**STATED EXERCISE**
List each line of the data that holds the string "likely", please.

**DATASET RECORDS**
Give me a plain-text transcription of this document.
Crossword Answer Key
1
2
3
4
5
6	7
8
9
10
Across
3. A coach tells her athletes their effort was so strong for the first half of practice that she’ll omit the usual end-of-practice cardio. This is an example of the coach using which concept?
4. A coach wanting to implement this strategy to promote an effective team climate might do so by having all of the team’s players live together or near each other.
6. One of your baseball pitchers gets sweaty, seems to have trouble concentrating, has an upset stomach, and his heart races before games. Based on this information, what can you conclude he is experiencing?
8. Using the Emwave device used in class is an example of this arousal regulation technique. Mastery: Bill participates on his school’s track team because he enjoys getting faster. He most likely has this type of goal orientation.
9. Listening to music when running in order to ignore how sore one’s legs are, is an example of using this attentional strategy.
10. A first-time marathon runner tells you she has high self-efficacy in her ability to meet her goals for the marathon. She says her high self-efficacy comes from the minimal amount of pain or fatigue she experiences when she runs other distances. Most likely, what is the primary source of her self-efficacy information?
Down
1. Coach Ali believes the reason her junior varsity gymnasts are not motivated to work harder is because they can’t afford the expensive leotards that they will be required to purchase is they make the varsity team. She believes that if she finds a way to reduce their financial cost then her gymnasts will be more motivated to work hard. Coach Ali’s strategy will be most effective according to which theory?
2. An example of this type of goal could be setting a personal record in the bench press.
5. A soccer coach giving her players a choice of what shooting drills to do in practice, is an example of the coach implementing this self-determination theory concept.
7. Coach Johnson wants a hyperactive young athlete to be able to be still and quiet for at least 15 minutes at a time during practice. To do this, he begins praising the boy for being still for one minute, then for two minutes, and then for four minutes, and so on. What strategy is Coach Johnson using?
...
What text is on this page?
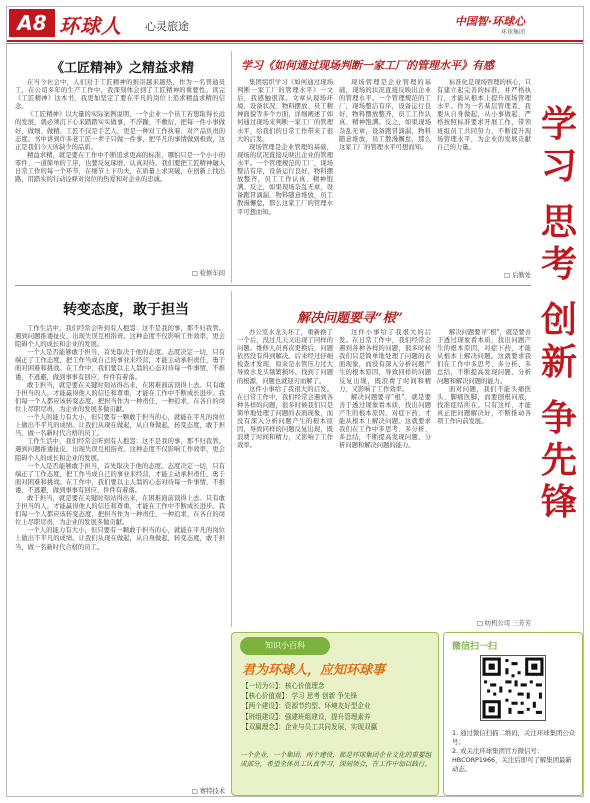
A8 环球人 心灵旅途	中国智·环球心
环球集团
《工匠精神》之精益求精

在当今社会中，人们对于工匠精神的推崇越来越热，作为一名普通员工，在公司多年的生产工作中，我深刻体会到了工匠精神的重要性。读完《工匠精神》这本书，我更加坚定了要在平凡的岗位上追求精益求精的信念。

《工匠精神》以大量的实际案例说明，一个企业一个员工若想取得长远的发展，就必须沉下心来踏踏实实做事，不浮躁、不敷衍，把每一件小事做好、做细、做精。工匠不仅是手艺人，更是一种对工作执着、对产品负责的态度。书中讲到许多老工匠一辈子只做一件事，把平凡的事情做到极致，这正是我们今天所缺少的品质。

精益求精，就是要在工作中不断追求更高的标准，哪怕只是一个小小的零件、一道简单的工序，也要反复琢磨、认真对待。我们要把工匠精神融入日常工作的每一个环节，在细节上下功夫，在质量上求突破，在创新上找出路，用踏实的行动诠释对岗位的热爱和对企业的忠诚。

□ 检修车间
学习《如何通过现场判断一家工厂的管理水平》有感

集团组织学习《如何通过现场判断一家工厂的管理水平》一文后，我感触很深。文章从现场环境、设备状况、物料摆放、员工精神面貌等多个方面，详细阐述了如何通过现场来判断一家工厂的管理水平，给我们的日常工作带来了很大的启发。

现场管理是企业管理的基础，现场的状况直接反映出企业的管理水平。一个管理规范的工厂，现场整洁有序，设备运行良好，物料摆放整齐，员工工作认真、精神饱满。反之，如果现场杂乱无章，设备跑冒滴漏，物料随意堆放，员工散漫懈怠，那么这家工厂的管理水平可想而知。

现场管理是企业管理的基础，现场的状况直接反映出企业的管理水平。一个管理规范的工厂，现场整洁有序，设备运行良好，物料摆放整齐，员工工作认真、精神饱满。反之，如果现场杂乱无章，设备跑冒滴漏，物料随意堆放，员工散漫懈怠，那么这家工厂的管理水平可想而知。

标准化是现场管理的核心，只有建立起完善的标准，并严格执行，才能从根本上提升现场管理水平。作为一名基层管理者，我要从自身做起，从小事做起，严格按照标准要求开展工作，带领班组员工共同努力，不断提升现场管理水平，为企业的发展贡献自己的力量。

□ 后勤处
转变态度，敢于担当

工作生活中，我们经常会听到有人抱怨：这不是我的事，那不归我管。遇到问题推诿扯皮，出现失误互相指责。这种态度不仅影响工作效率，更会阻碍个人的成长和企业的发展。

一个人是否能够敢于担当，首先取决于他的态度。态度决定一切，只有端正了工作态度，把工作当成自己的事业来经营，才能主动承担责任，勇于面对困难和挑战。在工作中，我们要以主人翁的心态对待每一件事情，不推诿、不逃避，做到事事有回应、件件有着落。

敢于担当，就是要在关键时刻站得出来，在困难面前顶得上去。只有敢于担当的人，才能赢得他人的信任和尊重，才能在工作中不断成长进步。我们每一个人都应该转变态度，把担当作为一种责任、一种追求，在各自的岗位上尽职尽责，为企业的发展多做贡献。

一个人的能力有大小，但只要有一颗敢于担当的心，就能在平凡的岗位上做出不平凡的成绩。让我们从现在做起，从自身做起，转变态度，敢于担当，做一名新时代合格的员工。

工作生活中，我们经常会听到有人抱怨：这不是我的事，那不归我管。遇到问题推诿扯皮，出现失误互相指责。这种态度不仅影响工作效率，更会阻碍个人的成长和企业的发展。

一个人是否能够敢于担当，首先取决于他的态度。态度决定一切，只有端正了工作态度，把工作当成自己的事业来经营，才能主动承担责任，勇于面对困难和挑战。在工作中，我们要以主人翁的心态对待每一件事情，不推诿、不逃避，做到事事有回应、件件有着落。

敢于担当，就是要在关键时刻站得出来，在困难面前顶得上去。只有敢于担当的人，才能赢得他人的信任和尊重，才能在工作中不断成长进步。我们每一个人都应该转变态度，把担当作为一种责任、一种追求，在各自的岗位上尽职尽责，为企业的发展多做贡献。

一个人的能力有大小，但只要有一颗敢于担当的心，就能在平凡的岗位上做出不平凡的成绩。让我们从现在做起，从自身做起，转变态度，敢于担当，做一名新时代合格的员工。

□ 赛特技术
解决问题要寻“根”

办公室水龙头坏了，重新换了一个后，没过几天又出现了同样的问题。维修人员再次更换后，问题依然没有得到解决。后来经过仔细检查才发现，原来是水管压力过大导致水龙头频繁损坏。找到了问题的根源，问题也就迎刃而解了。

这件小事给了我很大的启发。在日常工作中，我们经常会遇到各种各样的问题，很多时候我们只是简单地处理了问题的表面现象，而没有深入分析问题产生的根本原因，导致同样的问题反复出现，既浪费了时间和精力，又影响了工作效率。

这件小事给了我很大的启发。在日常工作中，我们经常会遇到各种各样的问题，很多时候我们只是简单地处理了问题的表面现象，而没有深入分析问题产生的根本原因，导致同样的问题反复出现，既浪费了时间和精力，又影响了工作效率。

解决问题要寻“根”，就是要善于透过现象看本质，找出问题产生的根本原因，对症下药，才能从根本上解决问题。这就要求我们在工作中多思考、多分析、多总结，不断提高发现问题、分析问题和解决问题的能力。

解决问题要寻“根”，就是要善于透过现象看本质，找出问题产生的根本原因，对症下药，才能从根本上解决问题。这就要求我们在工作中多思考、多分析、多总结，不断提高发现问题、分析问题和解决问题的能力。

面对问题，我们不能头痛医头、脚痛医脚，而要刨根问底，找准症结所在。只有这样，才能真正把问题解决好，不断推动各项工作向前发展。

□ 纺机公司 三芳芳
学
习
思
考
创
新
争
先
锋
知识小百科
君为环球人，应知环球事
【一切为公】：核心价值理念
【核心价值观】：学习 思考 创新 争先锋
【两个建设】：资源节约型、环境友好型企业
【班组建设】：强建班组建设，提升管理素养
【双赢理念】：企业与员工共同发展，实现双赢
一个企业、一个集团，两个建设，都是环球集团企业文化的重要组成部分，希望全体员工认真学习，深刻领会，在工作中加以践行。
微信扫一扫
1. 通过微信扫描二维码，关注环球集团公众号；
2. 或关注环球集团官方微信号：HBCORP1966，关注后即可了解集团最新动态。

**ANSWER TO THE EXERCISE**
8. Using the Emwave device used in class is an example of this arousal regulation technique. Mastery: Bill participates on his school’s track team because he enjoys getting faster. He most likely has this type of goal orientation.
10. A first-time marathon runner tells you she has high self-efficacy in her ability to meet her goals for the marathon. She says her high self-efficacy comes from the minimal amount of pain or fatigue she experiences when she runs other distances. Most likely, what is the primary source of her self-efficacy information?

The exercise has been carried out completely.